Task prompt - Return each line containing "loja".

Data to use -
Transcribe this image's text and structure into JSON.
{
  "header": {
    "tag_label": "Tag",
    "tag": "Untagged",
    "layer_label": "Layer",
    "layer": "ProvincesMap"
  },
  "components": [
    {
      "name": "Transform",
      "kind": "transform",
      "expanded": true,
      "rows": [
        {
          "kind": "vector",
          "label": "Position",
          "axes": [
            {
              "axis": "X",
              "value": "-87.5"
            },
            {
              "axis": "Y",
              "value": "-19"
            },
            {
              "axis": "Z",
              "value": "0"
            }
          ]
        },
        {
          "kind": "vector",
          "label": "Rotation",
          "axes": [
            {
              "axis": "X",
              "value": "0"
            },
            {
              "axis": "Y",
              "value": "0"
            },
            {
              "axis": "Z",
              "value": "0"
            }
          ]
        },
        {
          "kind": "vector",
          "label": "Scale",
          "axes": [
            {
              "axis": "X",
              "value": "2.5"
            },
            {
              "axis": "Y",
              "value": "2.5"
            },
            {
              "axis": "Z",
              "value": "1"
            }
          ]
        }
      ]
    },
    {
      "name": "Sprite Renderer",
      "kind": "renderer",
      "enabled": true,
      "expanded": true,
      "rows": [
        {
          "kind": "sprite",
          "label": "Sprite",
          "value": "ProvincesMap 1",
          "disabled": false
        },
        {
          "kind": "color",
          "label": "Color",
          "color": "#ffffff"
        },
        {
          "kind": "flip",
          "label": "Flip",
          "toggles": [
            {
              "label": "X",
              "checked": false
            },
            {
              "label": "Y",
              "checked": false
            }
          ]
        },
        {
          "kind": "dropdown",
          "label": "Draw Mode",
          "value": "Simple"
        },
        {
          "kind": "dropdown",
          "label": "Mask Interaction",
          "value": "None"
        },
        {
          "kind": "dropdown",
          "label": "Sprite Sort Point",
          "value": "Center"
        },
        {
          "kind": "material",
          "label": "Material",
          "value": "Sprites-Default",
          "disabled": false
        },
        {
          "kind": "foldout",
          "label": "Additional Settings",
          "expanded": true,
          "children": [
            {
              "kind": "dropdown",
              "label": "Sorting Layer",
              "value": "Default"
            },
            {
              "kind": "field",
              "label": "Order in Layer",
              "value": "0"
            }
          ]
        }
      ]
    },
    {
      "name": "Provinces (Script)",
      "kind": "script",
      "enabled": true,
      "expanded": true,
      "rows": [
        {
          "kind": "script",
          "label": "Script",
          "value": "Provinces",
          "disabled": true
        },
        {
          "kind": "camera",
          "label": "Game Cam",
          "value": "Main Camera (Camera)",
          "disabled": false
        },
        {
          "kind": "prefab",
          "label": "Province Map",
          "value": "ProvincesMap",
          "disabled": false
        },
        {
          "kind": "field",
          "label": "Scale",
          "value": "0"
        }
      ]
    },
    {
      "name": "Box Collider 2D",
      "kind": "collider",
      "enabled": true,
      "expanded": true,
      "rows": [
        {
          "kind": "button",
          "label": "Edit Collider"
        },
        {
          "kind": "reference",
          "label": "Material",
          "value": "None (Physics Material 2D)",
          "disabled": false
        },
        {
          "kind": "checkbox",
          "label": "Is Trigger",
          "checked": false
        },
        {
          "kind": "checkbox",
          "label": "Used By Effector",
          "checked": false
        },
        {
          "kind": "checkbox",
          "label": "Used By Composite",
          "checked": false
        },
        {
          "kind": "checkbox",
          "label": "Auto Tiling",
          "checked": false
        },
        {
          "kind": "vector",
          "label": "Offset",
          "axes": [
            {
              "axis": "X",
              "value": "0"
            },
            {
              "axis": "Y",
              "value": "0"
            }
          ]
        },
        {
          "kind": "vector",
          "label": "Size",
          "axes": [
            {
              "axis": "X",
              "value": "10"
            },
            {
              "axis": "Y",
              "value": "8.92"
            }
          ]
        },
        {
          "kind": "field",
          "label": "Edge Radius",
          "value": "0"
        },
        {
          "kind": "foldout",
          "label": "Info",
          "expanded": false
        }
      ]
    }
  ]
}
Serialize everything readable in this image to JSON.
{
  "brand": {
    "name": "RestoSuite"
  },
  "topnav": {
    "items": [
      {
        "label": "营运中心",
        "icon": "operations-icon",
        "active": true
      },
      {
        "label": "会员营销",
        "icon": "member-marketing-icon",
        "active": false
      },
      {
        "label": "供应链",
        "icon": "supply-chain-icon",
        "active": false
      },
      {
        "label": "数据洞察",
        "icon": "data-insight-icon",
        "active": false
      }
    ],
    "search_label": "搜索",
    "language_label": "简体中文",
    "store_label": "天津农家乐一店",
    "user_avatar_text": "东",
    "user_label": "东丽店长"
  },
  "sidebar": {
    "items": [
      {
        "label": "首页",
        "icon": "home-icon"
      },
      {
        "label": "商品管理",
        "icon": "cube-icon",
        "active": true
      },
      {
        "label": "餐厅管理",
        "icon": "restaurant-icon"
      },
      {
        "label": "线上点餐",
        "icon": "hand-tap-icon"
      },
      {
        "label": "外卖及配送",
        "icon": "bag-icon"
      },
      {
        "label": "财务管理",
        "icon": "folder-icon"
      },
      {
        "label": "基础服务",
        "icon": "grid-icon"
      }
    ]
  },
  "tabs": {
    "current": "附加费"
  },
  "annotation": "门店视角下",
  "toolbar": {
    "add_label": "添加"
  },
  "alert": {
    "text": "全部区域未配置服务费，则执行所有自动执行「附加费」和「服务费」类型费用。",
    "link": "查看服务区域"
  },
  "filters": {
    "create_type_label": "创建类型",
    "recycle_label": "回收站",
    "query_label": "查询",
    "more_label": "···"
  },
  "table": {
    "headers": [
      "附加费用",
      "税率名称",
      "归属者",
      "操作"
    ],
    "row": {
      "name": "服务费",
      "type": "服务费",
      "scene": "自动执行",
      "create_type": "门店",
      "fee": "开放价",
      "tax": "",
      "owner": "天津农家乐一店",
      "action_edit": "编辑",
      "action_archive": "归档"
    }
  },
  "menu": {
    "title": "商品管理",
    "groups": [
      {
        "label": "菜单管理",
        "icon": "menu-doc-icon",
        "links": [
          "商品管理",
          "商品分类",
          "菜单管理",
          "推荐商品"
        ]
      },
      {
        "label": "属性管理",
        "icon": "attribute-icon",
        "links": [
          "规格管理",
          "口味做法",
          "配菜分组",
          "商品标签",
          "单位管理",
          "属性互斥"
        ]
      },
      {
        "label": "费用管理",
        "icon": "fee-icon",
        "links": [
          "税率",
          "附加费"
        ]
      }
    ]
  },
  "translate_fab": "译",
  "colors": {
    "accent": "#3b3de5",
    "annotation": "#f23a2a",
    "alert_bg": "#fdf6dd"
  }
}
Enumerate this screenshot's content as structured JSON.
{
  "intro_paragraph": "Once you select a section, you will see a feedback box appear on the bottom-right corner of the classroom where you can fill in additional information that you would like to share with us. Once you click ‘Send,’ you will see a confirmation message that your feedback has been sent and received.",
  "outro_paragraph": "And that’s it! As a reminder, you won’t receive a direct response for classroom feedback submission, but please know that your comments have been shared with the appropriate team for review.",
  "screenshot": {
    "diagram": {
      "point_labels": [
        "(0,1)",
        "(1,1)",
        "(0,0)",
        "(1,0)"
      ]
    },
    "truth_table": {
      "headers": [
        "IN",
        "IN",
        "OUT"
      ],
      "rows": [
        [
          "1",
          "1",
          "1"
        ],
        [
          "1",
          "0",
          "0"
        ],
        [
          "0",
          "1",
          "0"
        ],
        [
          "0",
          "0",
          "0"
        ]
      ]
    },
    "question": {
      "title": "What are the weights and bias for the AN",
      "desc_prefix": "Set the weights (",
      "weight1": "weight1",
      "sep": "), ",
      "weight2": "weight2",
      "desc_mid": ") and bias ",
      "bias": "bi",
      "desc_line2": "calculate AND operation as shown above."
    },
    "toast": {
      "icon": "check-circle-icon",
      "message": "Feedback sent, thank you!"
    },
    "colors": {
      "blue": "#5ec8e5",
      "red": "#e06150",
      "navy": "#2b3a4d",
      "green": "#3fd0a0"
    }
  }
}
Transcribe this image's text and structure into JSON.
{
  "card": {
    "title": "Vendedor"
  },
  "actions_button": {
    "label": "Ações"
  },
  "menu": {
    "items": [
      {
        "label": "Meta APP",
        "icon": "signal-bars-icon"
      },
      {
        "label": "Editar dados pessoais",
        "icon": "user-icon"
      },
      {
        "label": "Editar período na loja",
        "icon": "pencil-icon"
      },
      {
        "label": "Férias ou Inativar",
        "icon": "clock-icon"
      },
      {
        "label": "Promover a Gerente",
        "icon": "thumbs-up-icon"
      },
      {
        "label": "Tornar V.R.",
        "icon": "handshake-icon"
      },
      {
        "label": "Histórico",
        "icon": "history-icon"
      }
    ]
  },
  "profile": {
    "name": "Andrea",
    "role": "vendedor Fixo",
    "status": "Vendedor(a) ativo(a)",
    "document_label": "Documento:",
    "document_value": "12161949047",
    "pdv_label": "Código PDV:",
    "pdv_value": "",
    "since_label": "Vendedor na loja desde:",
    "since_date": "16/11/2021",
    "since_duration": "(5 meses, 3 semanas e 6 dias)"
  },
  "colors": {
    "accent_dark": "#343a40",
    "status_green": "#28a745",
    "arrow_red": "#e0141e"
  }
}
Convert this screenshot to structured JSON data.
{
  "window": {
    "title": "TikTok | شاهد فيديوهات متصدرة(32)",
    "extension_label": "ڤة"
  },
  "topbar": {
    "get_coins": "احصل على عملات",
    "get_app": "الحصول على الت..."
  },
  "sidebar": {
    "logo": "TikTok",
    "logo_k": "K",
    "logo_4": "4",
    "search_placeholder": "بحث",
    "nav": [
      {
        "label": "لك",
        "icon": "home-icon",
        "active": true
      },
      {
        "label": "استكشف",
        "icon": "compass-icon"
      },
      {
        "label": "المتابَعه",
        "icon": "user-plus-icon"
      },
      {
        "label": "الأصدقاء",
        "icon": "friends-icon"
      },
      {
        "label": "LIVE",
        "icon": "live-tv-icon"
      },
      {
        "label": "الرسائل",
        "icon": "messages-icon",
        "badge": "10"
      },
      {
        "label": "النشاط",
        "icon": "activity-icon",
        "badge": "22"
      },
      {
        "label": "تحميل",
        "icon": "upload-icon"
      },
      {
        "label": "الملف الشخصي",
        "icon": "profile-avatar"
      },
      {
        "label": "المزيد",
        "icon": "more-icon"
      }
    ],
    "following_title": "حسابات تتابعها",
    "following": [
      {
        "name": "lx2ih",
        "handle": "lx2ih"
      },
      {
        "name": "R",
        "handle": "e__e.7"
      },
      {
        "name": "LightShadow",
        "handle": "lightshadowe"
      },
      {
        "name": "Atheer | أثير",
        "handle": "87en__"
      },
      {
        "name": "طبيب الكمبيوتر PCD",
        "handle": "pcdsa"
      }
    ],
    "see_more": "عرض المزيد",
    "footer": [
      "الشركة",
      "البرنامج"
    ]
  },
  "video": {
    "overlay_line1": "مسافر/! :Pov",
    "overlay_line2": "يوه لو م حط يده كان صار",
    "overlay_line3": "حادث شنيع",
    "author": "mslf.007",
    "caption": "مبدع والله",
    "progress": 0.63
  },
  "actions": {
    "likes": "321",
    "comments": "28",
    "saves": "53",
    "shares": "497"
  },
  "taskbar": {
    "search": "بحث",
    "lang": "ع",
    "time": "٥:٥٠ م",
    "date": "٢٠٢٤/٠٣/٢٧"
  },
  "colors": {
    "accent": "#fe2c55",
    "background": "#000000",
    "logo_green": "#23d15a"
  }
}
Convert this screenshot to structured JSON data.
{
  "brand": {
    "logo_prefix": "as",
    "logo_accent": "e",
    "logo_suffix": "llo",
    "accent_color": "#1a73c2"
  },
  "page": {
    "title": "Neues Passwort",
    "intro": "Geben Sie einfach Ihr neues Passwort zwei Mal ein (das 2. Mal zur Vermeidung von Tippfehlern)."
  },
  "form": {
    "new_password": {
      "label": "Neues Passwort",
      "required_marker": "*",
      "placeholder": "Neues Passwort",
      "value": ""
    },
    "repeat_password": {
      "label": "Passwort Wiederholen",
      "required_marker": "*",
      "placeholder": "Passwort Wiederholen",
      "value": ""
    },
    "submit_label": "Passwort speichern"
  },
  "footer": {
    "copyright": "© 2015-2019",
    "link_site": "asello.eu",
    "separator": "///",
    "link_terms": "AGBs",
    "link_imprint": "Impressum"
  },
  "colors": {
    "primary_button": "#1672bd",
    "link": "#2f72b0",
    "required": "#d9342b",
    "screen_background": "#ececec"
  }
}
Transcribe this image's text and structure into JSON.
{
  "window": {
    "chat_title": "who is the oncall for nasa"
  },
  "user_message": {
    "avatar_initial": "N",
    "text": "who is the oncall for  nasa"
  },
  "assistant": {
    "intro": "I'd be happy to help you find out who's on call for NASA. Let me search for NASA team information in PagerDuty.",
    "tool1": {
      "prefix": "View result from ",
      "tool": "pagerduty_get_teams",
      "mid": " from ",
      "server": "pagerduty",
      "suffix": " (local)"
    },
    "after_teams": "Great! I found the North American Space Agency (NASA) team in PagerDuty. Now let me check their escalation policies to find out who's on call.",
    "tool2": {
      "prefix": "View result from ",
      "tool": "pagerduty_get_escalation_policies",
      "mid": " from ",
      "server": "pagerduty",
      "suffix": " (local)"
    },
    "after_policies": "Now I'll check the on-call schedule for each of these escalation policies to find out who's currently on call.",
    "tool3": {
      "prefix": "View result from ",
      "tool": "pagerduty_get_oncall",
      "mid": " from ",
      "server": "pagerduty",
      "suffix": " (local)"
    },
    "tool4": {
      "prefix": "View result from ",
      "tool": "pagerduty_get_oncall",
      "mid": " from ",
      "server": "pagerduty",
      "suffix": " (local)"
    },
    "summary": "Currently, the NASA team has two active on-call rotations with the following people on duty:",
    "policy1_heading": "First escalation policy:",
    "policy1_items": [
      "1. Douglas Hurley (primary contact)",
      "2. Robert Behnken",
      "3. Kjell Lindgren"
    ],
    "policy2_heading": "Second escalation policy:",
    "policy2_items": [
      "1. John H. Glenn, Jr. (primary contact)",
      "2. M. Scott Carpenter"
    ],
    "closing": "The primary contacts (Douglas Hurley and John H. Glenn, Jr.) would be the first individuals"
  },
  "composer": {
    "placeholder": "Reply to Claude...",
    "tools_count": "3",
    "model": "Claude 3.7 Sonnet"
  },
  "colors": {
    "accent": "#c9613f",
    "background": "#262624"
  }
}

Task result -
        "label": "Editar período na loja",
    "since_label": "Vendedor na loja desde:",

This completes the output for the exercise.